### What you are asked to do
Quote all entries exactly, leaving pictures aside.

──────── Material for the task

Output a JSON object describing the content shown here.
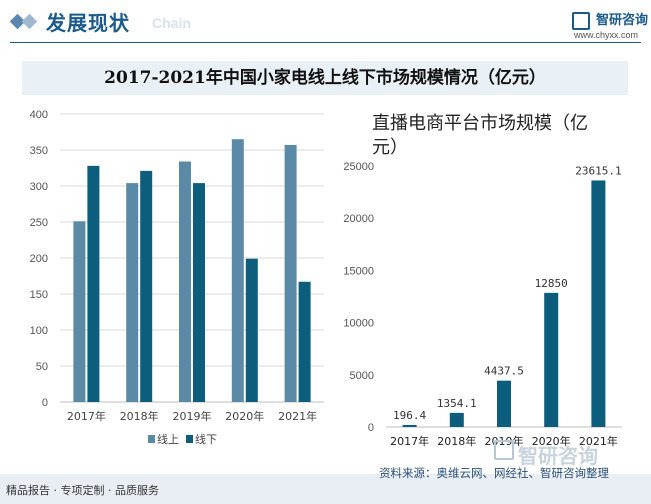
{
  "header": {
    "title": "发展现状",
    "subtitle": "Chain",
    "brand_name": "智研咨询",
    "brand_url": "www.chyxx.com"
  },
  "banner": {
    "title": "2017-2021年中国小家电线上线下市场规模情况（亿元）"
  },
  "footer": {
    "left": "精品报告 · 专项定制 · 品质服务",
    "source": "资料来源：奥维云网、网经社、智研咨询整理",
    "watermark": "智研咨询"
  },
  "colors": {
    "online": "#5b8aa6",
    "offline": "#0d5e7c",
    "ecom": "#0d5e7c",
    "brand": "#1a5a8a"
  },
  "chart_data": [
    {
      "type": "bar",
      "title": "",
      "categories": [
        "2017年",
        "2018年",
        "2019年",
        "2020年",
        "2021年"
      ],
      "series": [
        {
          "name": "线上",
          "values": [
            251,
            304,
            334,
            365,
            357
          ]
        },
        {
          "name": "线下",
          "values": [
            328,
            321,
            304,
            199,
            167
          ]
        }
      ],
      "yticks": [
        "0",
        "50",
        "100",
        "150",
        "200",
        "250",
        "300",
        "350",
        "400"
      ],
      "ylim": [
        0,
        400
      ],
      "xlabel": "",
      "ylabel": "",
      "legend": "bottom",
      "grid": true
    },
    {
      "type": "bar",
      "title": "直播电商平台市场规模（亿元）",
      "categories": [
        "2017年",
        "2018年",
        "2019年",
        "2020年",
        "2021年"
      ],
      "values": [
        196.4,
        1354.1,
        4437.5,
        12850,
        23615.1
      ],
      "labels": [
        "196.4",
        "1354.1",
        "4437.5",
        "12850",
        "23615.1"
      ],
      "yticks": [
        "0",
        "5000",
        "10000",
        "15000",
        "20000",
        "25000"
      ],
      "ylim": [
        0,
        25000
      ],
      "xlabel": "",
      "ylabel": "",
      "grid": false
    }
  ]
}
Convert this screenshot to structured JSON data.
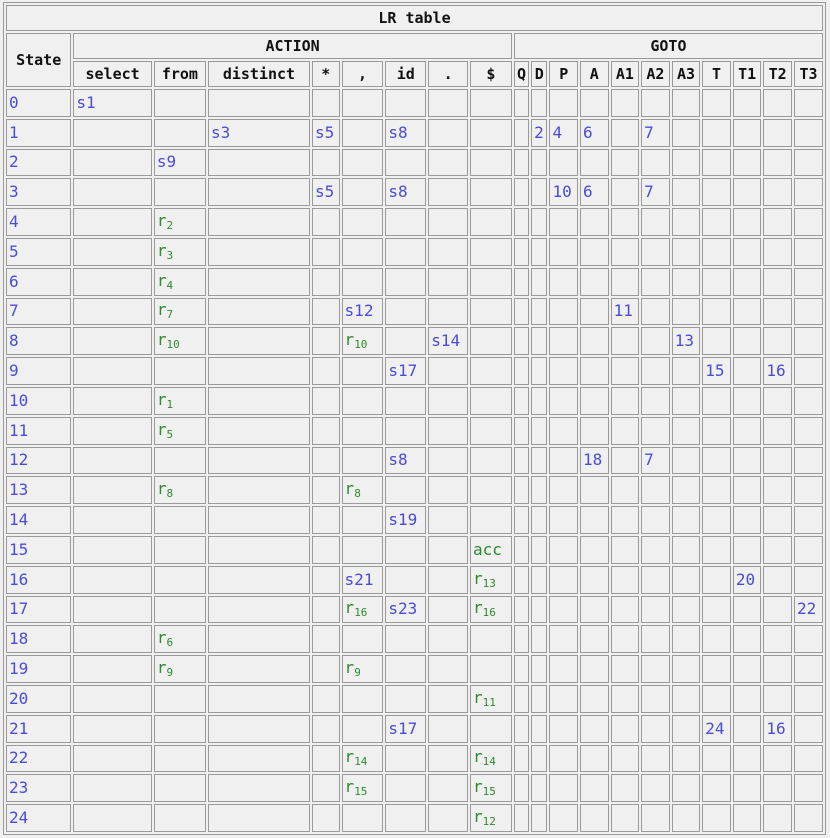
{
  "title": "LR table",
  "state_header": "State",
  "action_header": "ACTION",
  "goto_header": "GOTO",
  "action_symbols": [
    "select",
    "from",
    "distinct",
    "*",
    ",",
    "id",
    ".",
    "$"
  ],
  "goto_symbols": [
    "Q",
    "D",
    "P",
    "A",
    "A1",
    "A2",
    "A3",
    "T",
    "T1",
    "T2",
    "T3"
  ],
  "colors": {
    "shift_goto": "#4b4bd6",
    "reduce_accept": "#2e8b2e",
    "border": "#9a9a9a",
    "background": "#f0f0f0"
  },
  "rows": [
    {
      "state": "0",
      "action": {
        "select": "s1"
      },
      "goto": {}
    },
    {
      "state": "1",
      "action": {
        "distinct": "s3",
        "*": "s5",
        "id": "s8"
      },
      "goto": {
        "D": "2",
        "P": "4",
        "A": "6",
        "A2": "7"
      }
    },
    {
      "state": "2",
      "action": {
        "from": "s9"
      },
      "goto": {}
    },
    {
      "state": "3",
      "action": {
        "*": "s5",
        "id": "s8"
      },
      "goto": {
        "P": "10",
        "A": "6",
        "A2": "7"
      }
    },
    {
      "state": "4",
      "action": {
        "from": "r2"
      },
      "goto": {}
    },
    {
      "state": "5",
      "action": {
        "from": "r3"
      },
      "goto": {}
    },
    {
      "state": "6",
      "action": {
        "from": "r4"
      },
      "goto": {}
    },
    {
      "state": "7",
      "action": {
        "from": "r7",
        ",": "s12"
      },
      "goto": {
        "A1": "11"
      }
    },
    {
      "state": "8",
      "action": {
        "from": "r10",
        ",": "r10",
        ".": "s14"
      },
      "goto": {
        "A3": "13"
      }
    },
    {
      "state": "9",
      "action": {
        "id": "s17"
      },
      "goto": {
        "T": "15",
        "T2": "16"
      }
    },
    {
      "state": "10",
      "action": {
        "from": "r1"
      },
      "goto": {}
    },
    {
      "state": "11",
      "action": {
        "from": "r5"
      },
      "goto": {}
    },
    {
      "state": "12",
      "action": {
        "id": "s8"
      },
      "goto": {
        "A": "18",
        "A2": "7"
      }
    },
    {
      "state": "13",
      "action": {
        "from": "r8",
        ",": "r8"
      },
      "goto": {}
    },
    {
      "state": "14",
      "action": {
        "id": "s19"
      },
      "goto": {}
    },
    {
      "state": "15",
      "action": {
        "$": "acc"
      },
      "goto": {}
    },
    {
      "state": "16",
      "action": {
        ",": "s21",
        "$": "r13"
      },
      "goto": {
        "T1": "20"
      }
    },
    {
      "state": "17",
      "action": {
        ",": "r16",
        "id": "s23",
        "$": "r16"
      },
      "goto": {
        "T3": "22"
      }
    },
    {
      "state": "18",
      "action": {
        "from": "r6"
      },
      "goto": {}
    },
    {
      "state": "19",
      "action": {
        "from": "r9",
        ",": "r9"
      },
      "goto": {}
    },
    {
      "state": "20",
      "action": {
        "$": "r11"
      },
      "goto": {}
    },
    {
      "state": "21",
      "action": {
        "id": "s17"
      },
      "goto": {
        "T": "24",
        "T2": "16"
      }
    },
    {
      "state": "22",
      "action": {
        ",": "r14",
        "$": "r14"
      },
      "goto": {}
    },
    {
      "state": "23",
      "action": {
        ",": "r15",
        "$": "r15"
      },
      "goto": {}
    },
    {
      "state": "24",
      "action": {
        "$": "r12"
      },
      "goto": {}
    }
  ]
}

────────────────

### Task result
Output a JSON object describing the content shown here.
{
  "header": {
    "title": "发展现状",
    "subtitle": "Chain",
    "brand_name": "智研咨询",
    "brand_url": "www.chyxx.com"
  },
  "banner": {
    "title": "2017-2021年中国小家电线上线下市场规模情况（亿元）"
  },
  "footer": {
    "left": "精品报告 · 专项定制 · 品质服务",
    "source": "资料来源：奥维云网、网经社、智研咨询整理",
    "watermark": "智研咨询"
  },
  "colors": {
    "online": "#5b8aa6",
    "offline": "#0d5e7c",
    "ecom": "#0d5e7c",
    "brand": "#1a5a8a"
  },
  "chart_data": [
    {
      "type": "bar",
      "title": "",
      "categories": [
        "2017年",
        "2018年",
        "2019年",
        "2020年",
        "2021年"
      ],
      "series": [
        {
          "name": "线上",
          "values": [
            251,
            304,
            334,
            365,
            357
          ]
        },
        {
          "name": "线下",
          "values": [
            328,
            321,
            304,
            199,
            167
          ]
        }
      ],
      "yticks": [
        "0",
        "50",
        "100",
        "150",
        "200",
        "250",
        "300",
        "350",
        "400"
      ],
      "ylim": [
        0,
        400
      ],
      "xlabel": "",
      "ylabel": "",
      "legend": "bottom",
      "grid": true
    },
    {
      "type": "bar",
      "title": "直播电商平台市场规模（亿元）",
      "categories": [
        "2017年",
        "2018年",
        "2019年",
        "2020年",
        "2021年"
      ],
      "values": [
        196.4,
        1354.1,
        4437.5,
        12850,
        23615.1
      ],
      "labels": [
        "196.4",
        "1354.1",
        "4437.5",
        "12850",
        "23615.1"
      ],
      "yticks": [
        "0",
        "5000",
        "10000",
        "15000",
        "20000",
        "25000"
      ],
      "ylim": [
        0,
        25000
      ],
      "xlabel": "",
      "ylabel": "",
      "grid": false
    }
  ]
}
Convert this screenshot to structured JSON data.
{
  "title": "LR table",
  "state_header": "State",
  "action_header": "ACTION",
  "goto_header": "GOTO",
  "action_symbols": [
    "select",
    "from",
    "distinct",
    "*",
    ",",
    "id",
    ".",
    "$"
  ],
  "goto_symbols": [
    "Q",
    "D",
    "P",
    "A",
    "A1",
    "A2",
    "A3",
    "T",
    "T1",
    "T2",
    "T3"
  ],
  "colors": {
    "shift_goto": "#4b4bd6",
    "reduce_accept": "#2e8b2e",
    "border": "#9a9a9a",
    "background": "#f0f0f0"
  },
  "rows": [
    {
      "state": "0",
      "action": {
        "select": "s1"
      },
      "goto": {}
    },
    {
      "state": "1",
      "action": {
        "distinct": "s3",
        "*": "s5",
        "id": "s8"
      },
      "goto": {
        "D": "2",
        "P": "4",
        "A": "6",
        "A2": "7"
      }
    },
    {
      "state": "2",
      "action": {
        "from": "s9"
      },
      "goto": {}
    },
    {
      "state": "3",
      "action": {
        "*": "s5",
        "id": "s8"
      },
      "goto": {
        "P": "10",
        "A": "6",
        "A2": "7"
      }
    },
    {
      "state": "4",
      "action": {
        "from": "r2"
      },
      "goto": {}
    },
    {
      "state": "5",
      "action": {
        "from": "r3"
      },
      "goto": {}
    },
    {
      "state": "6",
      "action": {
        "from": "r4"
      },
      "goto": {}
    },
    {
      "state": "7",
      "action": {
        "from": "r7",
        ",": "s12"
      },
      "goto": {
        "A1": "11"
      }
    },
    {
      "state": "8",
      "action": {
        "from": "r10",
        ",": "r10",
        ".": "s14"
      },
      "goto": {
        "A3": "13"
      }
    },
    {
      "state": "9",
      "action": {
        "id": "s17"
      },
      "goto": {
        "T": "15",
        "T2": "16"
      }
    },
    {
      "state": "10",
      "action": {
        "from": "r1"
      },
      "goto": {}
    },
    {
      "state": "11",
      "action": {
        "from": "r5"
      },
      "goto": {}
    },
    {
      "state": "12",
      "action": {
        "id": "s8"
      },
      "goto": {
        "A": "18",
        "A2": "7"
      }
    },
    {
      "state": "13",
      "action": {
        "from": "r8",
        ",": "r8"
      },
      "goto": {}
    },
    {
      "state": "14",
      "action": {
        "id": "s19"
      },
      "goto": {}
    },
    {
      "state": "15",
      "action": {
        "$": "acc"
      },
      "goto": {}
    },
    {
      "state": "16",
      "action": {
        ",": "s21",
        "$": "r13"
      },
      "goto": {
        "T1": "20"
      }
    },
    {
      "state": "17",
      "action": {
        ",": "r16",
        "id": "s23",
        "$": "r16"
      },
      "goto": {
        "T3": "22"
      }
    },
    {
      "state": "18",
      "action": {
        "from": "r6"
      },
      "goto": {}
    },
    {
      "state": "19",
      "action": {
        "from": "r9",
        ",": "r9"
      },
      "goto": {}
    },
    {
      "state": "20",
      "action": {
        "$": "r11"
      },
      "goto": {}
    },
    {
      "state": "21",
      "action": {
        "id": "s17"
      },
      "goto": {
        "T": "24",
        "T2": "16"
      }
    },
    {
      "state": "22",
      "action": {
        ",": "r14",
        "$": "r14"
      },
      "goto": {}
    },
    {
      "state": "23",
      "action": {
        ",": "r15",
        "$": "r15"
      },
      "goto": {}
    },
    {
      "state": "24",
      "action": {
        "$": "r12"
      },
      "goto": {}
    }
  ]
}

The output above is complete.